• [GIVEN PROBLEM]: Identify each line in the items that contains the word "Simmons" and copy those lines. Uppercase and lowercase letters must match.

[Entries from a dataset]
= = = =
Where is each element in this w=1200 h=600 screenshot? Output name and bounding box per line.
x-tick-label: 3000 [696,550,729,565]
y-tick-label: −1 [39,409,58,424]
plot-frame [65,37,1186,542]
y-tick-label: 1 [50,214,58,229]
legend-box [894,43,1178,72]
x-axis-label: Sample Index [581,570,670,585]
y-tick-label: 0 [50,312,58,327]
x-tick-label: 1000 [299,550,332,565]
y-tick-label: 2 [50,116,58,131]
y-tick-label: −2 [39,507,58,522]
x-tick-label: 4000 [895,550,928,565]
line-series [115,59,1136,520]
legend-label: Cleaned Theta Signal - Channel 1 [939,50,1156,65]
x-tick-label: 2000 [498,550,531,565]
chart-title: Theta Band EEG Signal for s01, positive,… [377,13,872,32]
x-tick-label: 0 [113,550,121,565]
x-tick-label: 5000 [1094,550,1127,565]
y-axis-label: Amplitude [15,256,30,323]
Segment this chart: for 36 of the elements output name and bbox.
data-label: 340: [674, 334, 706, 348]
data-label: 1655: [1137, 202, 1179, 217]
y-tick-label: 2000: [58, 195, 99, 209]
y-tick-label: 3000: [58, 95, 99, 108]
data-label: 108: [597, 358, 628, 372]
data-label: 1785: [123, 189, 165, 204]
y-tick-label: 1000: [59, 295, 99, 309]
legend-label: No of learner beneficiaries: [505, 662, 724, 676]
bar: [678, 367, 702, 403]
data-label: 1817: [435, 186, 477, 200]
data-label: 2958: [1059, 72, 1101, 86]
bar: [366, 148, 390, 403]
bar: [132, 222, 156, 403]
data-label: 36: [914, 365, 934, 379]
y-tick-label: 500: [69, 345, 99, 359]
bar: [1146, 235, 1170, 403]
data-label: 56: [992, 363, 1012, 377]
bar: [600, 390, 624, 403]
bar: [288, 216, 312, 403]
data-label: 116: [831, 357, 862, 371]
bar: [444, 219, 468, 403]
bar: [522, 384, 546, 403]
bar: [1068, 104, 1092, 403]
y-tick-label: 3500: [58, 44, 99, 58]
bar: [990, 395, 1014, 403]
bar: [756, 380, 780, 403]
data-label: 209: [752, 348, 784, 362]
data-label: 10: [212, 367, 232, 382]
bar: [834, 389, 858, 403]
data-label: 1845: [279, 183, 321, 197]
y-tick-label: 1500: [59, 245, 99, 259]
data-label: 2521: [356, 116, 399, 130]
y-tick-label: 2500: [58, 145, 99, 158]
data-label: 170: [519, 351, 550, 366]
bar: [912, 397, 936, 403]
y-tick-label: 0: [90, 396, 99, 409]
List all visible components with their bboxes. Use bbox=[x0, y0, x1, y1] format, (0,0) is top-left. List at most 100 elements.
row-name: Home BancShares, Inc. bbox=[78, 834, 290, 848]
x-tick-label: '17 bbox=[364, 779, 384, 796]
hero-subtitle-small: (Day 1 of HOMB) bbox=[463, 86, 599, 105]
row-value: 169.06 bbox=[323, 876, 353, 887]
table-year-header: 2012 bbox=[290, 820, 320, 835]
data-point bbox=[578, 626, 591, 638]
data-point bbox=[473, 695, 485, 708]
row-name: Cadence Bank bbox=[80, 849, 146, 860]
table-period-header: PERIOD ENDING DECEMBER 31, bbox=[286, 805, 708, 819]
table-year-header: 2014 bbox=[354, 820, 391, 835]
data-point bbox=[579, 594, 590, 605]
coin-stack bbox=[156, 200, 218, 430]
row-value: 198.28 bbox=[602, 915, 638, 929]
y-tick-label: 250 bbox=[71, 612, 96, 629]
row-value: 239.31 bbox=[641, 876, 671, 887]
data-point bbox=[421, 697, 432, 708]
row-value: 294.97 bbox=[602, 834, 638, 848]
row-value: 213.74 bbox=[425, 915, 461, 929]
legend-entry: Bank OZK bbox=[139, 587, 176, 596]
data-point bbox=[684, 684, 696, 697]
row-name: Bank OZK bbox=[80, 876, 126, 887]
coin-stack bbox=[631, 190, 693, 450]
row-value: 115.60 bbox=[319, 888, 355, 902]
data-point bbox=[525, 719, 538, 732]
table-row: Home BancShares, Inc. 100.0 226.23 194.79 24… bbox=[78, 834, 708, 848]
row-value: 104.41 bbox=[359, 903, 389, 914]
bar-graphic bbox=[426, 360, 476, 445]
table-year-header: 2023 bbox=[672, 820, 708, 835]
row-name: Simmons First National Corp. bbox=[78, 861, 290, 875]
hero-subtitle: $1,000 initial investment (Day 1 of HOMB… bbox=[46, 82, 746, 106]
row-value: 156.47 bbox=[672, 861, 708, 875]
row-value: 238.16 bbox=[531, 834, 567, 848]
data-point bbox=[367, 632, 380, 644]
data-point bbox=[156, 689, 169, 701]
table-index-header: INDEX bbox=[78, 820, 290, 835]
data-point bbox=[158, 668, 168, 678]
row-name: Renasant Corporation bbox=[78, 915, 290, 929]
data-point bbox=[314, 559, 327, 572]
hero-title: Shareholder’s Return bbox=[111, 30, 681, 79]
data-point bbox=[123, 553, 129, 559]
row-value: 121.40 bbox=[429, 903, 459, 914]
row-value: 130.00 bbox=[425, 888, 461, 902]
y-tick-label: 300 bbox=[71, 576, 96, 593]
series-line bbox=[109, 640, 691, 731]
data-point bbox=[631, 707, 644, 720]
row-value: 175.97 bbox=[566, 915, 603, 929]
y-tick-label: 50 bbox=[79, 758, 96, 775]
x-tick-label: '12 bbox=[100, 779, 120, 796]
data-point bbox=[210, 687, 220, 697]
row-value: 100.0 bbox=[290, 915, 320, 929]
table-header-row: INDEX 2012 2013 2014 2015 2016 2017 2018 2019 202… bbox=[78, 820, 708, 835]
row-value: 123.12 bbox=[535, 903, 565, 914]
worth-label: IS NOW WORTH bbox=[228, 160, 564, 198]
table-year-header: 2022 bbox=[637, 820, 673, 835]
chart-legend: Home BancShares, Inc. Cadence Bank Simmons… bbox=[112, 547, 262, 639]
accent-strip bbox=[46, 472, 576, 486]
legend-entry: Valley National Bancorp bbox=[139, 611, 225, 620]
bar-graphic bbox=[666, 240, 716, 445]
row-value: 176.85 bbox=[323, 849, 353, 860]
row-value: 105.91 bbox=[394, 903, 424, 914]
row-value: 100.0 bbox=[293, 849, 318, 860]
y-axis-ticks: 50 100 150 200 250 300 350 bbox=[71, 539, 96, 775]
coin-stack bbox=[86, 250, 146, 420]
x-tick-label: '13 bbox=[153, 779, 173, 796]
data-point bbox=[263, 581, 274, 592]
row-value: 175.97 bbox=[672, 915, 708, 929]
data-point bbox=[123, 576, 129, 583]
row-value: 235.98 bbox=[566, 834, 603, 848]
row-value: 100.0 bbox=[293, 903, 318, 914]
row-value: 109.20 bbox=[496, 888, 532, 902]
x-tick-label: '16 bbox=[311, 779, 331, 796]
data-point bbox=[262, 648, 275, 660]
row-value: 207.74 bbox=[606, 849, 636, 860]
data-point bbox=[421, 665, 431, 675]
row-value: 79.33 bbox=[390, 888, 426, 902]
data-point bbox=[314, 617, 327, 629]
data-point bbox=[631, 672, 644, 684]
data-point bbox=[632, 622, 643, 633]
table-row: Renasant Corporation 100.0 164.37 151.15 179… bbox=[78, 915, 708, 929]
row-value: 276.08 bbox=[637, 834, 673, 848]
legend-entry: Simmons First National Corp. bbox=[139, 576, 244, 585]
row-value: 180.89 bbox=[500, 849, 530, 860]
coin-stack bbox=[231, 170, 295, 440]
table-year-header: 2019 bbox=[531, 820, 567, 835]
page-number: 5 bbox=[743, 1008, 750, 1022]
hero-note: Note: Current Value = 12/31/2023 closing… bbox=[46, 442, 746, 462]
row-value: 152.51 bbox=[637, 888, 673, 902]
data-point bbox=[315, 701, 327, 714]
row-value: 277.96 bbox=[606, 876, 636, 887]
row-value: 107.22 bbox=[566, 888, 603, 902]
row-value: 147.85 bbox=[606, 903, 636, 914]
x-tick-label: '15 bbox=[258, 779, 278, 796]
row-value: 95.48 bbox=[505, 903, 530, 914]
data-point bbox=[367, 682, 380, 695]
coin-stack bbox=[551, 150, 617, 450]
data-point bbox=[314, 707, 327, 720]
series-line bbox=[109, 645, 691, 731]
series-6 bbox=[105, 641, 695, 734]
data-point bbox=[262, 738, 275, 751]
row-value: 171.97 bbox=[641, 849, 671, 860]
= = = =
• [RESPONSE TO THIS EXERCISE]:
row-name: Simmons First National Corp. bbox=[78, 861, 290, 875]
chart-legend: Home BancShares, Inc. Cadence Bank Simmons… bbox=[112, 547, 262, 639]
legend-entry: Simmons First National Corp. bbox=[139, 576, 244, 585]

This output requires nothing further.